- _Your goal_
Show all lines holding the string "JSON".

----------------------------------------

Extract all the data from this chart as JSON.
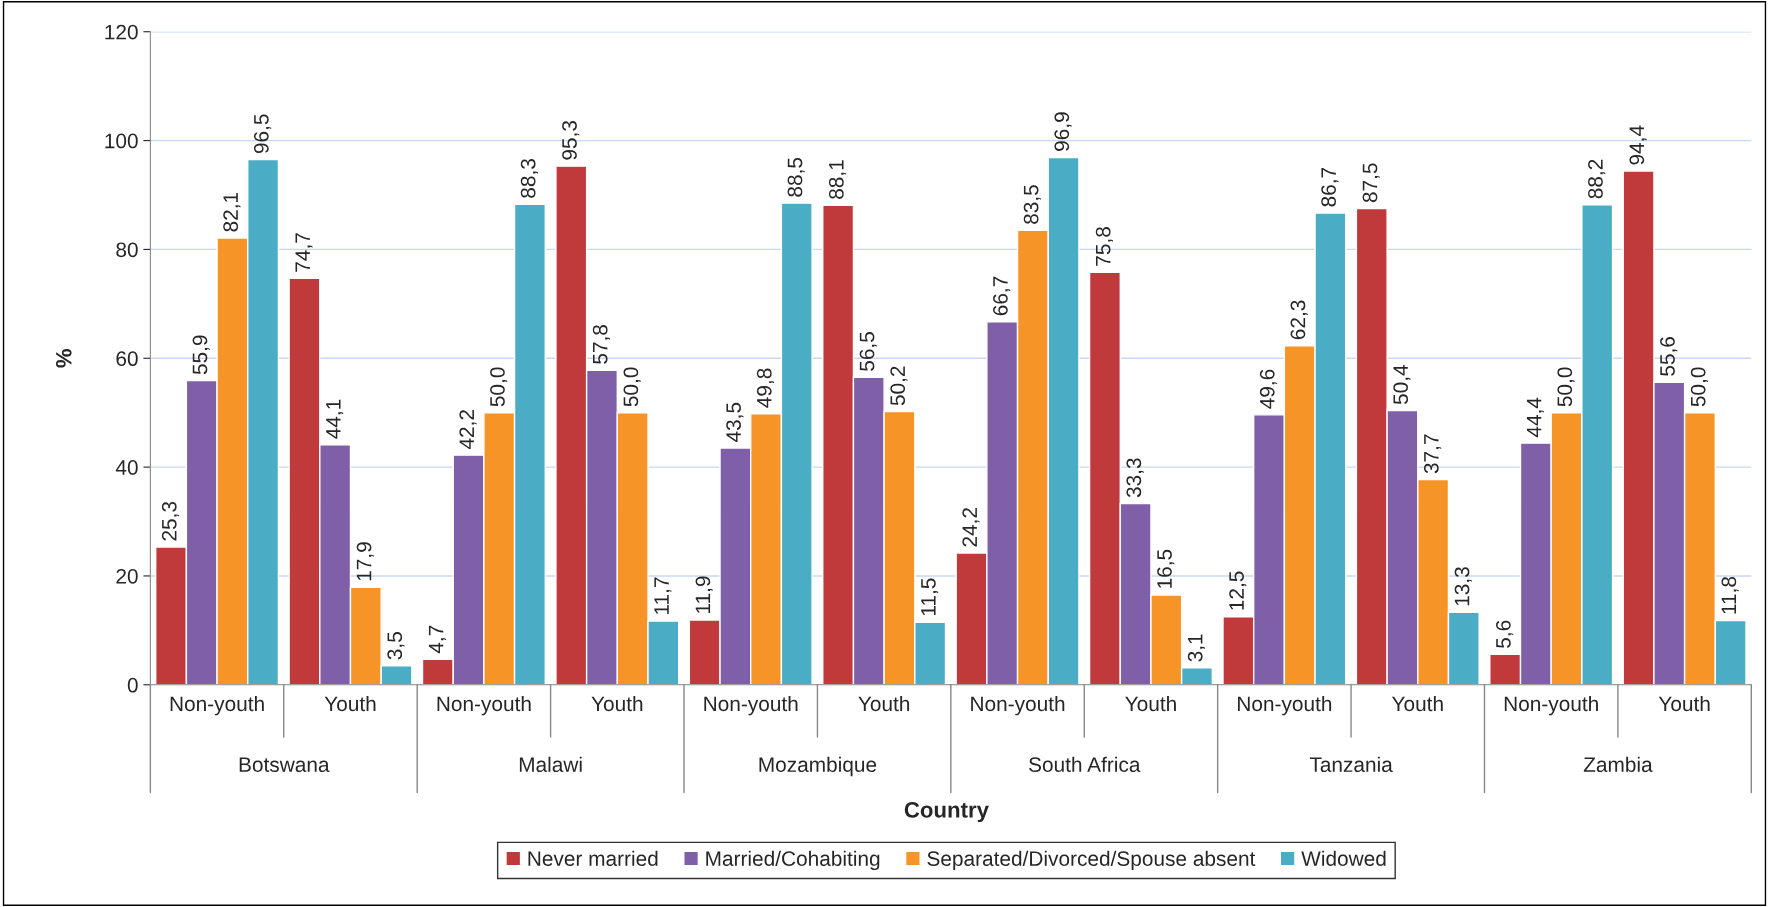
{
  "chart_data": {
    "type": "bar",
    "categories": [
      "Non-youth",
      "Youth",
      "Non-youth",
      "Youth",
      "Non-youth",
      "Youth",
      "Non-youth",
      "Youth",
      "Non-youth",
      "Youth",
      "Non-youth",
      "Youth"
    ],
    "annotations": [
      "Botswana",
      "Malawi",
      "Mozambique",
      "South Africa",
      "Tanzania",
      "Zambia"
    ],
    "xlabel": "Country",
    "ylabel": "%",
    "series": [
      {
        "name": "Never married",
        "color": "#c0393b",
        "values": [
          25.3,
          74.7,
          4.7,
          95.3,
          11.9,
          88.1,
          24.2,
          75.8,
          12.5,
          87.5,
          5.6,
          94.4
        ],
        "value_labels": [
          "25,3",
          "74,7",
          "4,7",
          "95,3",
          "11,9",
          "88,1",
          "24,2",
          "75,8",
          "12,5",
          "87,5",
          "5,6",
          "94,4"
        ]
      },
      {
        "name": "Married/Cohabiting",
        "color": "#7f5fa8",
        "values": [
          55.9,
          44.1,
          42.2,
          57.8,
          43.5,
          56.5,
          66.7,
          33.3,
          49.6,
          50.4,
          44.4,
          55.6
        ],
        "value_labels": [
          "55,9",
          "44,1",
          "42,2",
          "57,8",
          "43,5",
          "56,5",
          "66,7",
          "33,3",
          "49,6",
          "50,4",
          "44,4",
          "55,6"
        ]
      },
      {
        "name": "Separated/Divorced/Spouse absent",
        "color": "#f79428",
        "values": [
          82.1,
          17.9,
          50.0,
          50.0,
          49.8,
          50.2,
          83.5,
          16.5,
          62.3,
          37.7,
          50.0,
          50.0
        ],
        "value_labels": [
          "82,1",
          "17,9",
          "50,0",
          "50,0",
          "49,8",
          "50,2",
          "83,5",
          "16,5",
          "62,3",
          "37,7",
          "50,0",
          "50,0"
        ]
      },
      {
        "name": "Widowed",
        "color": "#4bacc6",
        "values": [
          96.5,
          3.5,
          88.3,
          11.7,
          88.5,
          11.5,
          96.9,
          3.1,
          86.7,
          13.3,
          88.2,
          11.8
        ],
        "value_labels": [
          "96,5",
          "3,5",
          "88,3",
          "11,7",
          "88,5",
          "11,5",
          "96,9",
          "3,1",
          "86,7",
          "13,3",
          "88,2",
          "11,8"
        ]
      }
    ],
    "ylim": [
      0,
      120
    ],
    "yticks": [
      0,
      20,
      40,
      60,
      80,
      100,
      120
    ],
    "grid": "y",
    "legend": "bottom"
  }
}
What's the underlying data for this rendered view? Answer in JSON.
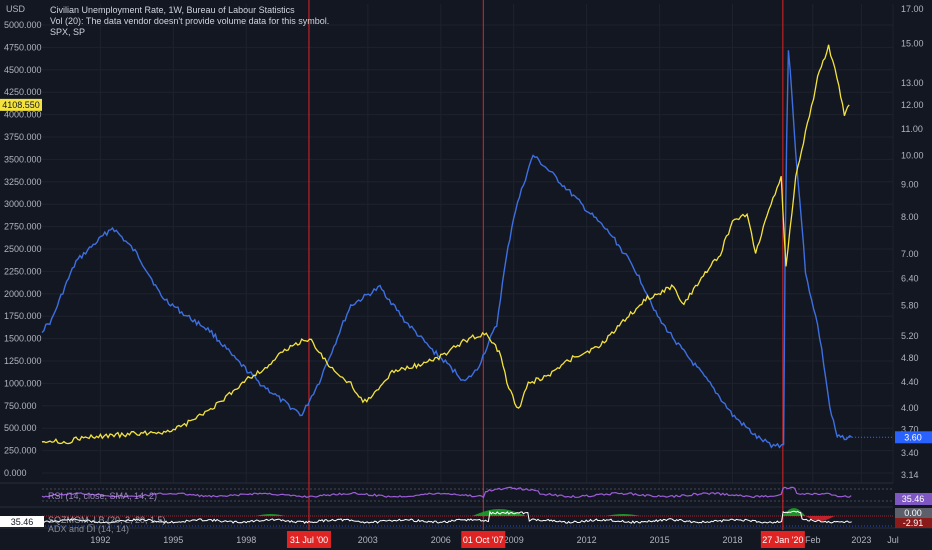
{
  "header": {
    "currency": "USD",
    "title": "Civilian Unemployment Rate, 1W, Bureau of Labour Statistics",
    "vol_note": "Vol (20): The data vendor doesn't provide volume data for this symbol.",
    "symbol": "SPX, SP"
  },
  "colors": {
    "background": "#131722",
    "spx": "#f5e33d",
    "unemployment": "#3d6fe0",
    "vline": "#e02424",
    "rsi": "#9c5dd6",
    "mom_pos": "#1ea12a",
    "mom_neg": "#d4242c",
    "adx": "#ffffff"
  },
  "chart_data": [
    {
      "type": "line",
      "x_axis": {
        "ticks": [
          "1992",
          "1995",
          "1998",
          "2003",
          "2006",
          "2009",
          "2012",
          "2015",
          "2018",
          "Feb",
          "2023",
          "Jul"
        ],
        "range": [
          1989.6,
          2024.6
        ]
      },
      "left_axis": {
        "ticks": [
          "5000.000",
          "4750.000",
          "4500.000",
          "4250.000",
          "4000.000",
          "3750.000",
          "3500.000",
          "3250.000",
          "3000.000",
          "2750.000",
          "2500.000",
          "2250.000",
          "2000.000",
          "1750.000",
          "1500.000",
          "1250.000",
          "1000.000",
          "750.000",
          "500.000",
          "250.000",
          "0.000"
        ],
        "range": [
          0,
          5000
        ]
      },
      "right_axis": {
        "ticks": [
          "17.00",
          "15.00",
          "13.00",
          "12.00",
          "11.00",
          "10.00",
          "9.00",
          "8.00",
          "7.00",
          "6.40",
          "5.80",
          "5.20",
          "4.80",
          "4.40",
          "4.00",
          "3.70",
          "3.40",
          "3.14"
        ],
        "scale": "log"
      },
      "last_price_label": "4108.550",
      "last_rate_label": "3.60",
      "event_markers": [
        "31 Jul '00",
        "01 Oct '07",
        "27 Jan '20"
      ],
      "series": [
        {
          "name": "SPX, SP",
          "axis": "left",
          "points": [
            [
              1989.6,
              370
            ],
            [
              1990.5,
              340
            ],
            [
              1991.0,
              380
            ],
            [
              1992.0,
              410
            ],
            [
              1994.0,
              450
            ],
            [
              1995.0,
              470
            ],
            [
              1996.0,
              620
            ],
            [
              1997.0,
              800
            ],
            [
              1998.0,
              1050
            ],
            [
              1998.7,
              1150
            ],
            [
              1999.5,
              1350
            ],
            [
              2000.2,
              1460
            ],
            [
              2000.6,
              1500
            ],
            [
              2001.0,
              1350
            ],
            [
              2001.7,
              1100
            ],
            [
              2002.3,
              1000
            ],
            [
              2002.8,
              800
            ],
            [
              2003.2,
              850
            ],
            [
              2004.0,
              1130
            ],
            [
              2005.0,
              1200
            ],
            [
              2006.0,
              1300
            ],
            [
              2007.0,
              1480
            ],
            [
              2007.8,
              1560
            ],
            [
              2008.4,
              1350
            ],
            [
              2008.8,
              950
            ],
            [
              2009.2,
              700
            ],
            [
              2009.6,
              1000
            ],
            [
              2010.5,
              1100
            ],
            [
              2011.5,
              1300
            ],
            [
              2012.5,
              1400
            ],
            [
              2013.5,
              1700
            ],
            [
              2014.5,
              1950
            ],
            [
              2015.5,
              2080
            ],
            [
              2016.0,
              1900
            ],
            [
              2016.8,
              2200
            ],
            [
              2017.5,
              2450
            ],
            [
              2018.0,
              2800
            ],
            [
              2018.6,
              2900
            ],
            [
              2018.95,
              2450
            ],
            [
              2019.5,
              2950
            ],
            [
              2020.0,
              3300
            ],
            [
              2020.2,
              2300
            ],
            [
              2020.6,
              3300
            ],
            [
              2021.0,
              3800
            ],
            [
              2021.5,
              4400
            ],
            [
              2021.95,
              4770
            ],
            [
              2022.3,
              4400
            ],
            [
              2022.6,
              4000
            ],
            [
              2022.8,
              4108.55
            ]
          ]
        },
        {
          "name": "Civilian Unemployment Rate, 1W, Bureau of Labour Statistics",
          "axis": "right",
          "points": [
            [
              1989.6,
              5.3
            ],
            [
              1990.0,
              5.5
            ],
            [
              1991.0,
              6.8
            ],
            [
              1992.5,
              7.7
            ],
            [
              1993.5,
              7.0
            ],
            [
              1994.5,
              6.0
            ],
            [
              1995.5,
              5.6
            ],
            [
              1996.5,
              5.3
            ],
            [
              1997.5,
              4.8
            ],
            [
              1998.5,
              4.4
            ],
            [
              1999.5,
              4.1
            ],
            [
              2000.3,
              3.9
            ],
            [
              2001.0,
              4.4
            ],
            [
              2001.6,
              5.0
            ],
            [
              2002.3,
              5.8
            ],
            [
              2003.5,
              6.2
            ],
            [
              2004.5,
              5.5
            ],
            [
              2005.5,
              5.0
            ],
            [
              2006.5,
              4.6
            ],
            [
              2007.0,
              4.4
            ],
            [
              2007.5,
              4.6
            ],
            [
              2008.3,
              5.4
            ],
            [
              2009.0,
              8.0
            ],
            [
              2009.8,
              10.0
            ],
            [
              2011.0,
              9.0
            ],
            [
              2012.0,
              8.2
            ],
            [
              2013.0,
              7.5
            ],
            [
              2014.0,
              6.6
            ],
            [
              2015.0,
              5.5
            ],
            [
              2016.0,
              4.9
            ],
            [
              2017.0,
              4.4
            ],
            [
              2018.0,
              3.9
            ],
            [
              2019.0,
              3.6
            ],
            [
              2019.6,
              3.5
            ],
            [
              2020.1,
              3.5
            ],
            [
              2020.3,
              14.7
            ],
            [
              2020.6,
              10.0
            ],
            [
              2021.0,
              6.5
            ],
            [
              2021.5,
              5.4
            ],
            [
              2022.0,
              4.0
            ],
            [
              2022.3,
              3.6
            ],
            [
              2022.9,
              3.6
            ]
          ]
        }
      ]
    },
    {
      "type": "line",
      "label": "RSI (14, close, SMA, 14, 2)",
      "value_label": "35.46",
      "left_value_label": "35.46"
    },
    {
      "type": "area",
      "label": "SQZMOM_LB (20, 2, 20, 1.5)",
      "value_label": "0.00",
      "neg_value_label": "-2.91"
    },
    {
      "type": "line",
      "label": "ADX and DI (14, 14)"
    }
  ]
}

----------------------------------------

- _Full response_
Extract all the data from this chart as JSON.
What's the underlying data for this rendered view? Answer in JSON.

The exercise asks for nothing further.